─── Data provided
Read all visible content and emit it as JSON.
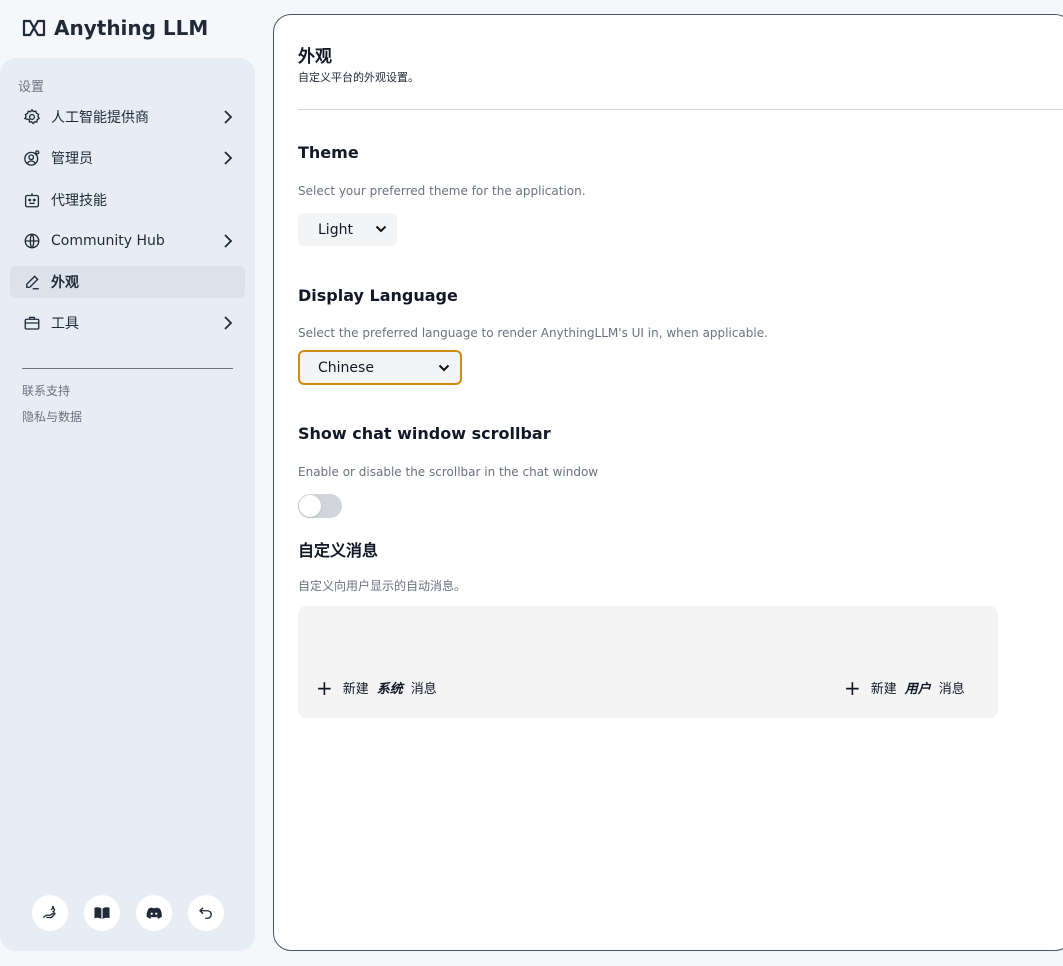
{
  "app": {
    "logo_text": "Anything LLM"
  },
  "sidebar": {
    "section_label": "设置",
    "items": [
      {
        "label": "人工智能提供商",
        "icon": "gear-icon",
        "has_chevron": true
      },
      {
        "label": "管理员",
        "icon": "user-gear-icon",
        "has_chevron": true
      },
      {
        "label": "代理技能",
        "icon": "robot-icon",
        "has_chevron": false
      },
      {
        "label": "Community Hub",
        "icon": "globe-icon",
        "has_chevron": true
      },
      {
        "label": "外观",
        "icon": "pencil-icon",
        "has_chevron": false,
        "active": true
      },
      {
        "label": "工具",
        "icon": "briefcase-icon",
        "has_chevron": true
      }
    ],
    "links": [
      "联系支持",
      "隐私与数据"
    ],
    "footer_icons": [
      "hand-help-icon",
      "book-icon",
      "discord-icon",
      "back-arrow-icon"
    ]
  },
  "main": {
    "title": "外观",
    "subtitle": "自定义平台的外观设置。",
    "theme": {
      "title": "Theme",
      "description": "Select your preferred theme for the application.",
      "value": "Light"
    },
    "language": {
      "title": "Display Language",
      "description": "Select the preferred language to render AnythingLLM's UI in, when applicable.",
      "value": "Chinese"
    },
    "scrollbar": {
      "title": "Show chat window scrollbar",
      "description": "Enable or disable the scrollbar in the chat window",
      "enabled": false
    },
    "custom_messages": {
      "title": "自定义消息",
      "description": "自定义向用户显示的自动消息。",
      "new_system": {
        "prefix": "新建",
        "emph": "系统",
        "suffix": "消息"
      },
      "new_user": {
        "prefix": "新建",
        "emph": "用户",
        "suffix": "消息"
      }
    }
  },
  "colors": {
    "accent_focus": "#d08a0f",
    "sidebar_bg": "#e7edf5",
    "active_item_bg": "#dbe2ec"
  }
}
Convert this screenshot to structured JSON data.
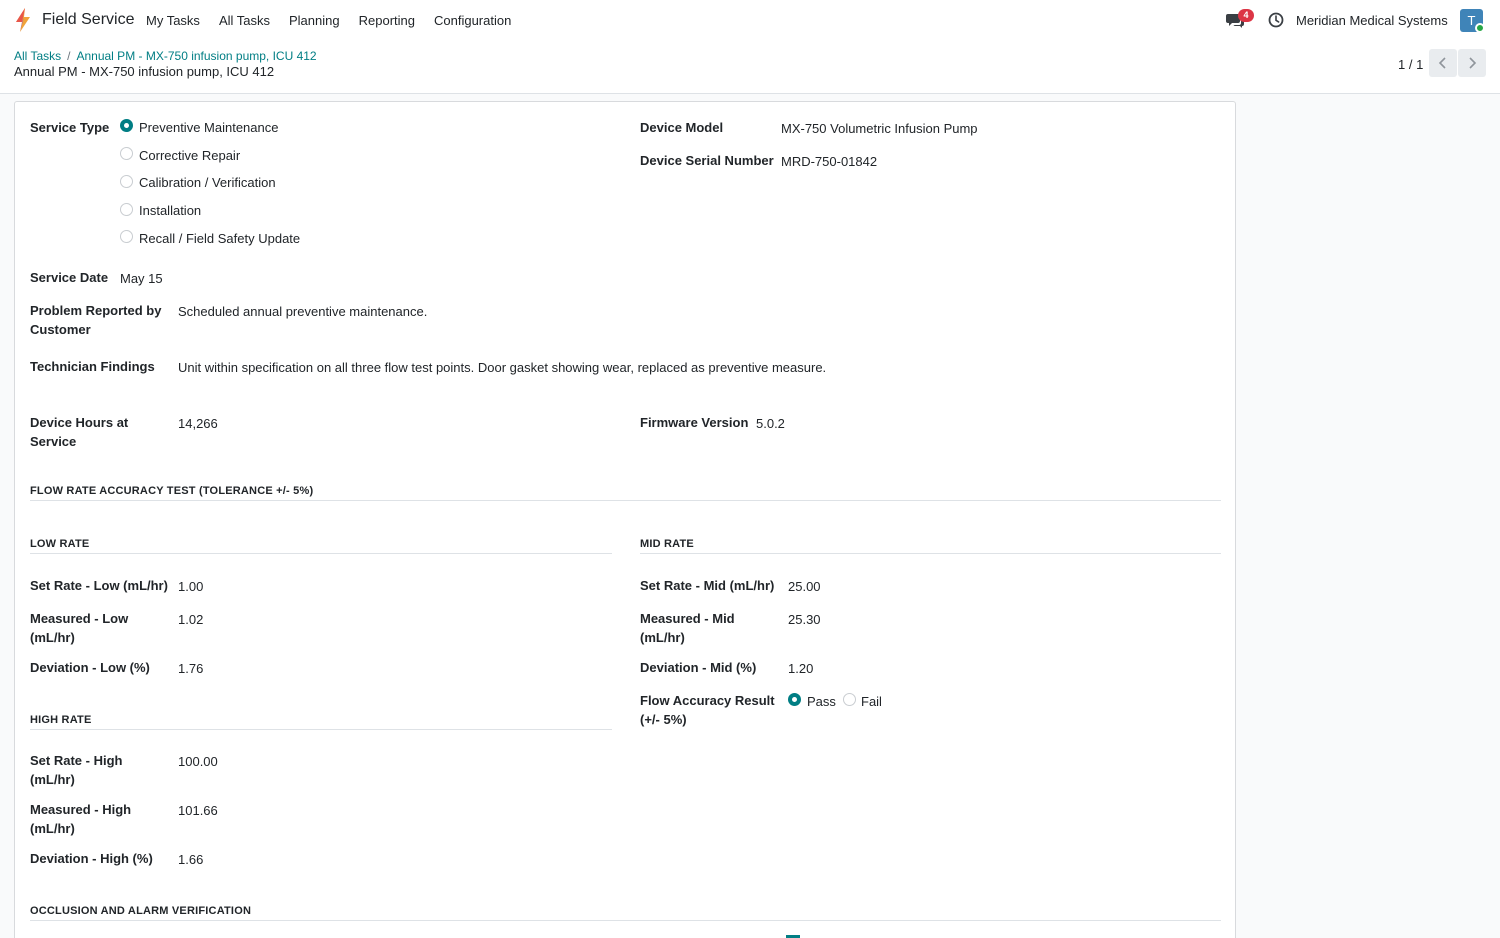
{
  "navbar": {
    "app_name": "Field Service",
    "menu": [
      "My Tasks",
      "All Tasks",
      "Planning",
      "Reporting",
      "Configuration"
    ],
    "chat_badge": "4",
    "company": "Meridian Medical Systems",
    "avatar_letter": "T"
  },
  "breadcrumb": {
    "root": "All Tasks",
    "separator": "/",
    "current": "Annual PM - MX-750 infusion pump, ICU 412"
  },
  "record_title": "Annual PM - MX-750 infusion pump, ICU 412",
  "pager": {
    "value": "1 / 1"
  },
  "form": {
    "service_type": {
      "label": "Service Type",
      "options": [
        "Preventive Maintenance",
        "Corrective Repair",
        "Calibration / Verification",
        "Installation",
        "Recall / Field Safety Update"
      ],
      "selected": "Preventive Maintenance"
    },
    "device_model": {
      "label": "Device Model",
      "value": "MX-750 Volumetric Infusion Pump"
    },
    "device_serial": {
      "label": "Device Serial Number",
      "value": "MRD-750-01842"
    },
    "service_date": {
      "label": "Service Date",
      "value": "May 15"
    },
    "problem_reported": {
      "label_line1": "Problem Reported by",
      "label_line2": "Customer",
      "value": "Scheduled annual preventive maintenance."
    },
    "technician_findings": {
      "label": "Technician Findings",
      "value": "Unit within specification on all three flow test points. Door gasket showing wear, replaced as preventive measure."
    },
    "device_hours": {
      "label_line1": "Device Hours at",
      "label_line2": "Service",
      "value": "14,266"
    },
    "firmware_version": {
      "label": "Firmware Version",
      "value": "5.0.2"
    },
    "flow_section_title": "FLOW RATE ACCURACY TEST (TOLERANCE +/- 5%)",
    "low_rate": {
      "title": "LOW RATE",
      "set_rate": {
        "label": "Set Rate - Low (mL/hr)",
        "value": "1.00"
      },
      "measured": {
        "label_line1": "Measured - Low",
        "label_line2": "(mL/hr)",
        "value": "1.02"
      },
      "deviation": {
        "label": "Deviation - Low (%)",
        "value": "1.76"
      }
    },
    "mid_rate": {
      "title": "MID RATE",
      "set_rate": {
        "label": "Set Rate - Mid (mL/hr)",
        "value": "25.00"
      },
      "measured": {
        "label_line1": "Measured - Mid",
        "label_line2": "(mL/hr)",
        "value": "25.30"
      },
      "deviation": {
        "label": "Deviation - Mid (%)",
        "value": "1.20"
      },
      "result": {
        "label_line1": "Flow Accuracy Result",
        "label_line2": "(+/- 5%)",
        "options": [
          "Pass",
          "Fail"
        ],
        "selected": "Pass"
      }
    },
    "high_rate": {
      "title": "HIGH RATE",
      "set_rate": {
        "label_line1": "Set Rate - High",
        "label_line2": "(mL/hr)",
        "value": "100.00"
      },
      "measured": {
        "label_line1": "Measured - High",
        "label_line2": "(mL/hr)",
        "value": "101.66"
      },
      "deviation": {
        "label": "Deviation - High (%)",
        "value": "1.66"
      }
    },
    "occlusion_section_title": "OCCLUSION AND ALARM VERIFICATION"
  },
  "colors": {
    "accent": "#017e84",
    "badge": "#dc3545",
    "avatar": "#3f84b8",
    "online": "#28a745"
  }
}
──────
Directions: The listing above needs to be output again exactly. Don't include the pictures.

Exercise solution:
Read all visible content and emit it as JSON.
{
  "app": {
    "logo_text": "Anything LLM"
  },
  "sidebar": {
    "section_label": "设置",
    "items": [
      {
        "label": "人工智能提供商",
        "icon": "gear-icon",
        "has_chevron": true
      },
      {
        "label": "管理员",
        "icon": "user-gear-icon",
        "has_chevron": true
      },
      {
        "label": "代理技能",
        "icon": "robot-icon",
        "has_chevron": false
      },
      {
        "label": "Community Hub",
        "icon": "globe-icon",
        "has_chevron": true
      },
      {
        "label": "外观",
        "icon": "pencil-icon",
        "has_chevron": false,
        "active": true
      },
      {
        "label": "工具",
        "icon": "briefcase-icon",
        "has_chevron": true
      }
    ],
    "links": [
      "联系支持",
      "隐私与数据"
    ],
    "footer_icons": [
      "hand-help-icon",
      "book-icon",
      "discord-icon",
      "back-arrow-icon"
    ]
  },
  "main": {
    "title": "外观",
    "subtitle": "自定义平台的外观设置。",
    "theme": {
      "title": "Theme",
      "description": "Select your preferred theme for the application.",
      "value": "Light"
    },
    "language": {
      "title": "Display Language",
      "description": "Select the preferred language to render AnythingLLM's UI in, when applicable.",
      "value": "Chinese"
    },
    "scrollbar": {
      "title": "Show chat window scrollbar",
      "description": "Enable or disable the scrollbar in the chat window",
      "enabled": false
    },
    "custom_messages": {
      "title": "自定义消息",
      "description": "自定义向用户显示的自动消息。",
      "new_system": {
        "prefix": "新建",
        "emph": "系统",
        "suffix": "消息"
      },
      "new_user": {
        "prefix": "新建",
        "emph": "用户",
        "suffix": "消息"
      }
    }
  },
  "colors": {
    "accent_focus": "#d08a0f",
    "sidebar_bg": "#e7edf5",
    "active_item_bg": "#dbe2ec"
  }
}
Convert this screenshot to structured JSON data.
{
  "navbar": {
    "app_name": "Field Service",
    "menu": [
      "My Tasks",
      "All Tasks",
      "Planning",
      "Reporting",
      "Configuration"
    ],
    "chat_badge": "4",
    "company": "Meridian Medical Systems",
    "avatar_letter": "T"
  },
  "breadcrumb": {
    "root": "All Tasks",
    "separator": "/",
    "current": "Annual PM - MX-750 infusion pump, ICU 412"
  },
  "record_title": "Annual PM - MX-750 infusion pump, ICU 412",
  "pager": {
    "value": "1 / 1"
  },
  "form": {
    "service_type": {
      "label": "Service Type",
      "options": [
        "Preventive Maintenance",
        "Corrective Repair",
        "Calibration / Verification",
        "Installation",
        "Recall / Field Safety Update"
      ],
      "selected": "Preventive Maintenance"
    },
    "device_model": {
      "label": "Device Model",
      "value": "MX-750 Volumetric Infusion Pump"
    },
    "device_serial": {
      "label": "Device Serial Number",
      "value": "MRD-750-01842"
    },
    "service_date": {
      "label": "Service Date",
      "value": "May 15"
    },
    "problem_reported": {
      "label_line1": "Problem Reported by",
      "label_line2": "Customer",
      "value": "Scheduled annual preventive maintenance."
    },
    "technician_findings": {
      "label": "Technician Findings",
      "value": "Unit within specification on all three flow test points. Door gasket showing wear, replaced as preventive measure."
    },
    "device_hours": {
      "label_line1": "Device Hours at",
      "label_line2": "Service",
      "value": "14,266"
    },
    "firmware_version": {
      "label": "Firmware Version",
      "value": "5.0.2"
    },
    "flow_section_title": "FLOW RATE ACCURACY TEST (TOLERANCE +/- 5%)",
    "low_rate": {
      "title": "LOW RATE",
      "set_rate": {
        "label": "Set Rate - Low (mL/hr)",
        "value": "1.00"
      },
      "measured": {
        "label_line1": "Measured - Low",
        "label_line2": "(mL/hr)",
        "value": "1.02"
      },
      "deviation": {
        "label": "Deviation - Low (%)",
        "value": "1.76"
      }
    },
    "mid_rate": {
      "title": "MID RATE",
      "set_rate": {
        "label": "Set Rate - Mid (mL/hr)",
        "value": "25.00"
      },
      "measured": {
        "label_line1": "Measured - Mid",
        "label_line2": "(mL/hr)",
        "value": "25.30"
      },
      "deviation": {
        "label": "Deviation - Mid (%)",
        "value": "1.20"
      },
      "result": {
        "label_line1": "Flow Accuracy Result",
        "label_line2": "(+/- 5%)",
        "options": [
          "Pass",
          "Fail"
        ],
        "selected": "Pass"
      }
    },
    "high_rate": {
      "title": "HIGH RATE",
      "set_rate": {
        "label_line1": "Set Rate - High",
        "label_line2": "(mL/hr)",
        "value": "100.00"
      },
      "measured": {
        "label_line1": "Measured - High",
        "label_line2": "(mL/hr)",
        "value": "101.66"
      },
      "deviation": {
        "label": "Deviation - High (%)",
        "value": "1.66"
      }
    },
    "occlusion_section_title": "OCCLUSION AND ALARM VERIFICATION"
  },
  "colors": {
    "accent": "#017e84",
    "badge": "#dc3545",
    "avatar": "#3f84b8",
    "online": "#28a745"
  }
}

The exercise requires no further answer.